Exercise objective => Copy each line exactly. Leave nothing out.

========================================

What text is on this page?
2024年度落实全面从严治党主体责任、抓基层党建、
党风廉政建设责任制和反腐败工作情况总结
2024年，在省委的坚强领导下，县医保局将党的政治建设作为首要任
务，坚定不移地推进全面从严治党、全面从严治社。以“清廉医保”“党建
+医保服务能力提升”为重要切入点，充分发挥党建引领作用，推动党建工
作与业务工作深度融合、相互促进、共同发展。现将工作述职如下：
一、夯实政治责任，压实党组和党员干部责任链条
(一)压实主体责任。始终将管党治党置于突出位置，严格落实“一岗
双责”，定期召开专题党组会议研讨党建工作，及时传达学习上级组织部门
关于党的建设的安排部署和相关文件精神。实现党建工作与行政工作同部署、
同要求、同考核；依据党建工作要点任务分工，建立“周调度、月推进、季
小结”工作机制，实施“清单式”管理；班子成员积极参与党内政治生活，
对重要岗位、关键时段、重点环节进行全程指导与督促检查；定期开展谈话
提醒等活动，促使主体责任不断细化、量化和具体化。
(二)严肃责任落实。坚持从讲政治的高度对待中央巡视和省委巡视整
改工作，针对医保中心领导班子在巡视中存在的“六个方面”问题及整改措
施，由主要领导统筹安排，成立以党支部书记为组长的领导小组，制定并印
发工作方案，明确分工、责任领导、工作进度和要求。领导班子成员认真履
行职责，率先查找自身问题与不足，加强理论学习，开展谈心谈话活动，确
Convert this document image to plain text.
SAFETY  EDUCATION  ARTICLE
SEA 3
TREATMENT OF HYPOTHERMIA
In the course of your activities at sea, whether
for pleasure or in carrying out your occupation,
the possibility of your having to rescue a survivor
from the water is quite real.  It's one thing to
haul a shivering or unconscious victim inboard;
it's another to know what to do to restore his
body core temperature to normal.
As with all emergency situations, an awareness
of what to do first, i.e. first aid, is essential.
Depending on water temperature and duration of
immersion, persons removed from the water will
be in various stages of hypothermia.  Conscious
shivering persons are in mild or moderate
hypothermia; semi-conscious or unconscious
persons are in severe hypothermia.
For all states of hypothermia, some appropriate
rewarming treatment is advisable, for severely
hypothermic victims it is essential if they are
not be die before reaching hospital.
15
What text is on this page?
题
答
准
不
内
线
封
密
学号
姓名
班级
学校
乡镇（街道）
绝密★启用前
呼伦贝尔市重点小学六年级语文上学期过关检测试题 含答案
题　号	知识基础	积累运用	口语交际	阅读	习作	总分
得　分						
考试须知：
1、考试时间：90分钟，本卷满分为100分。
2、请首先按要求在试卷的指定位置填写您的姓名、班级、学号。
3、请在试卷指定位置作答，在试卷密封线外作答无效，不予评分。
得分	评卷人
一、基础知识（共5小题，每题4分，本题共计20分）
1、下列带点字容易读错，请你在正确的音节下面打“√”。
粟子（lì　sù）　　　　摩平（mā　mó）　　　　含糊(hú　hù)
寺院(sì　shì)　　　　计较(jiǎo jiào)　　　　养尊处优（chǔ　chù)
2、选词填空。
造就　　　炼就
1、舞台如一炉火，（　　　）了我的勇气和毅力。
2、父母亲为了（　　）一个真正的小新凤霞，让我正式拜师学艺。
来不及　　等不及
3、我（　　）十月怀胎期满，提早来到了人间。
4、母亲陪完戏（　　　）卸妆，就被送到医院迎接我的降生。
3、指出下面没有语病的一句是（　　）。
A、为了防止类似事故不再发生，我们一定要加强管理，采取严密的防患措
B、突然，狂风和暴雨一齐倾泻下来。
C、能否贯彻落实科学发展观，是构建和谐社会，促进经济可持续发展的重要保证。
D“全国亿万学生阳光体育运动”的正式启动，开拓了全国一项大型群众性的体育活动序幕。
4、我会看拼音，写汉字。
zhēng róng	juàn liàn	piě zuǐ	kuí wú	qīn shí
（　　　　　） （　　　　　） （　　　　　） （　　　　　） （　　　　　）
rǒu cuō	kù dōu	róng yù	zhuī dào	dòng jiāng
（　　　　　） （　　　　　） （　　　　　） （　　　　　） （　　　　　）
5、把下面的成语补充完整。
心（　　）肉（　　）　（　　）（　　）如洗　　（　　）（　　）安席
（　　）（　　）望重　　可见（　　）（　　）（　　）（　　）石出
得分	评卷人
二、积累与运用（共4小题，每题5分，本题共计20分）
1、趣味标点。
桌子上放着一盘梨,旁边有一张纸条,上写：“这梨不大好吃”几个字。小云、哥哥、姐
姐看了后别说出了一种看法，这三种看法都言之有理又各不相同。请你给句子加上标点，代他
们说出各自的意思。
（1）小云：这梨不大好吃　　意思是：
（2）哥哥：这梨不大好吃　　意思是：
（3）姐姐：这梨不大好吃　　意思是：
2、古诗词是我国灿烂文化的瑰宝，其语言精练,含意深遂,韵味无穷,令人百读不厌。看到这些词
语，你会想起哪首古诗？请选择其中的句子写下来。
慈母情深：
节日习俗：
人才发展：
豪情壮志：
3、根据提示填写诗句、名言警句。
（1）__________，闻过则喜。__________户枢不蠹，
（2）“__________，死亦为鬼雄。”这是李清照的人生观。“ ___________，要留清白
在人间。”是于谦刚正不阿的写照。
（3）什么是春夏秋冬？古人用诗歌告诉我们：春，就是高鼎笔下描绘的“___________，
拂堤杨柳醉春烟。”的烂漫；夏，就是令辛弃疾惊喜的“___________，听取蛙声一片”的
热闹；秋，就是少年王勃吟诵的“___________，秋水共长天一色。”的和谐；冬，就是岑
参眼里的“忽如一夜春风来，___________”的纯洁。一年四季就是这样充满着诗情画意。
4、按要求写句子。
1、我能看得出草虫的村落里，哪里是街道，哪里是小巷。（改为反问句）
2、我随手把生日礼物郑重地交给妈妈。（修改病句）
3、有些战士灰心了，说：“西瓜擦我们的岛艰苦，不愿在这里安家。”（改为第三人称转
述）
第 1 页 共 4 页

========================================

Task response =>
What text is on this page?
2024年度落实全面从严治党主体责任、抓基层党建、
党风廉政建设责任制和反腐败工作情况总结
2024年，在省委的坚强领导下，县医保局将党的政治建设作为首要任
务，坚定不移地推进全面从严治党、全面从严治社。以“清廉医保”“党建
+医保服务能力提升”为重要切入点，充分发挥党建引领作用，推动党建工
作与业务工作深度融合、相互促进、共同发展。现将工作述职如下：
一、夯实政治责任，压实党组和党员干部责任链条
(一)压实主体责任。始终将管党治党置于突出位置，严格落实“一岗
双责”，定期召开专题党组会议研讨党建工作，及时传达学习上级组织部门
关于党的建设的安排部署和相关文件精神。实现党建工作与行政工作同部署、
同要求、同考核；依据党建工作要点任务分工，建立“周调度、月推进、季
小结”工作机制，实施“清单式”管理；班子成员积极参与党内政治生活，
对重要岗位、关键时段、重点环节进行全程指导与督促检查；定期开展谈话
提醒等活动，促使主体责任不断细化、量化和具体化。
(二)严肃责任落实。坚持从讲政治的高度对待中央巡视和省委巡视整
改工作，针对医保中心领导班子在巡视中存在的“六个方面”问题及整改措
施，由主要领导统筹安排，成立以党支部书记为组长的领导小组，制定并印
发工作方案，明确分工、责任领导、工作进度和要求。领导班子成员认真履
行职责，率先查找自身问题与不足，加强理论学习，开展谈心谈话活动，确
Convert this document image to plain text.
SAFETY  EDUCATION  ARTICLE
SEA 3
TREATMENT OF HYPOTHERMIA
In the course of your activities at sea, whether
for pleasure or in carrying out your occupation,
the possibility of your having to rescue a survivor
from the water is quite real.  It's one thing to
haul a shivering or unconscious victim inboard;
it's another to know what to do to restore his
body core temperature to normal.
As with all emergency situations, an awareness
of what to do first, i.e. first aid, is essential.
Depending on water temperature and duration of
immersion, persons removed from the water will
be in various stages of hypothermia.  Conscious
shivering persons are in mild or moderate
hypothermia; semi-conscious or unconscious
persons are in severe hypothermia.
For all states of hypothermia, some appropriate
rewarming treatment is advisable, for severely
hypothermic victims it is essential if they are
not be die before reaching hospital.
15
What text is on this page?
题
答
准
不
内
线
封
密
学号
姓名
班级
学校
乡镇（街道）
绝密★启用前
呼伦贝尔市重点小学六年级语文上学期过关检测试题 含答案
题　号	知识基础	积累运用	口语交际	阅读	习作	总分
得　分						
考试须知：
1、考试时间：90分钟，本卷满分为100分。
2、请首先按要求在试卷的指定位置填写您的姓名、班级、学号。
3、请在试卷指定位置作答，在试卷密封线外作答无效，不予评分。
得分	评卷人
一、基础知识（共5小题，每题4分，本题共计20分）
1、下列带点字容易读错，请你在正确的音节下面打“√”。
粟子（lì　sù）　　　　摩平（mā　mó）　　　　含糊(hú　hù)
寺院(sì　shì)　　　　计较(jiǎo jiào)　　　　养尊处优（chǔ　chù)
2、选词填空。
造就　　　炼就
1、舞台如一炉火，（　　　）了我的勇气和毅力。
2、父母亲为了（　　）一个真正的小新凤霞，让我正式拜师学艺。
来不及　　等不及
3、我（　　）十月怀胎期满，提早来到了人间。
4、母亲陪完戏（　　　）卸妆，就被送到医院迎接我的降生。
3、指出下面没有语病的一句是（　　）。
A、为了防止类似事故不再发生，我们一定要加强管理，采取严密的防患措
B、突然，狂风和暴雨一齐倾泻下来。
C、能否贯彻落实科学发展观，是构建和谐社会，促进经济可持续发展的重要保证。
D“全国亿万学生阳光体育运动”的正式启动，开拓了全国一项大型群众性的体育活动序幕。
4、我会看拼音，写汉字。
zhēng róng	juàn liàn	piě zuǐ	kuí wú	qīn shí
（　　　　　） （　　　　　） （　　　　　） （　　　　　） （　　　　　）
rǒu cuō	kù dōu	róng yù	zhuī dào	dòng jiāng
（　　　　　） （　　　　　） （　　　　　） （　　　　　） （　　　　　）
5、把下面的成语补充完整。
心（　　）肉（　　）　（　　）（　　）如洗　　（　　）（　　）安席
（　　）（　　）望重　　可见（　　）（　　）（　　）（　　）石出
得分	评卷人
二、积累与运用（共4小题，每题5分，本题共计20分）
1、趣味标点。
桌子上放着一盘梨,旁边有一张纸条,上写：“这梨不大好吃”几个字。小云、哥哥、姐
姐看了后别说出了一种看法，这三种看法都言之有理又各不相同。请你给句子加上标点，代他
们说出各自的意思。
（1）小云：这梨不大好吃　　意思是：
（2）哥哥：这梨不大好吃　　意思是：
（3）姐姐：这梨不大好吃　　意思是：
2、古诗词是我国灿烂文化的瑰宝，其语言精练,含意深遂,韵味无穷,令人百读不厌。看到这些词
语，你会想起哪首古诗？请选择其中的句子写下来。
慈母情深：
节日习俗：
人才发展：
豪情壮志：
3、根据提示填写诗句、名言警句。
（1）__________，闻过则喜。__________户枢不蠹，
（2）“__________，死亦为鬼雄。”这是李清照的人生观。“ ___________，要留清白
在人间。”是于谦刚正不阿的写照。
（3）什么是春夏秋冬？古人用诗歌告诉我们：春，就是高鼎笔下描绘的“___________，
拂堤杨柳醉春烟。”的烂漫；夏，就是令辛弃疾惊喜的“___________，听取蛙声一片”的
热闹；秋，就是少年王勃吟诵的“___________，秋水共长天一色。”的和谐；冬，就是岑
参眼里的“忽如一夜春风来，___________”的纯洁。一年四季就是这样充满着诗情画意。
4、按要求写句子。
1、我能看得出草虫的村落里，哪里是街道，哪里是小巷。（改为反问句）
2、我随手把生日礼物郑重地交给妈妈。（修改病句）
3、有些战士灰心了，说：“西瓜擦我们的岛艰苦，不愿在这里安家。”（改为第三人称转
述）
第 1 页 共 4 页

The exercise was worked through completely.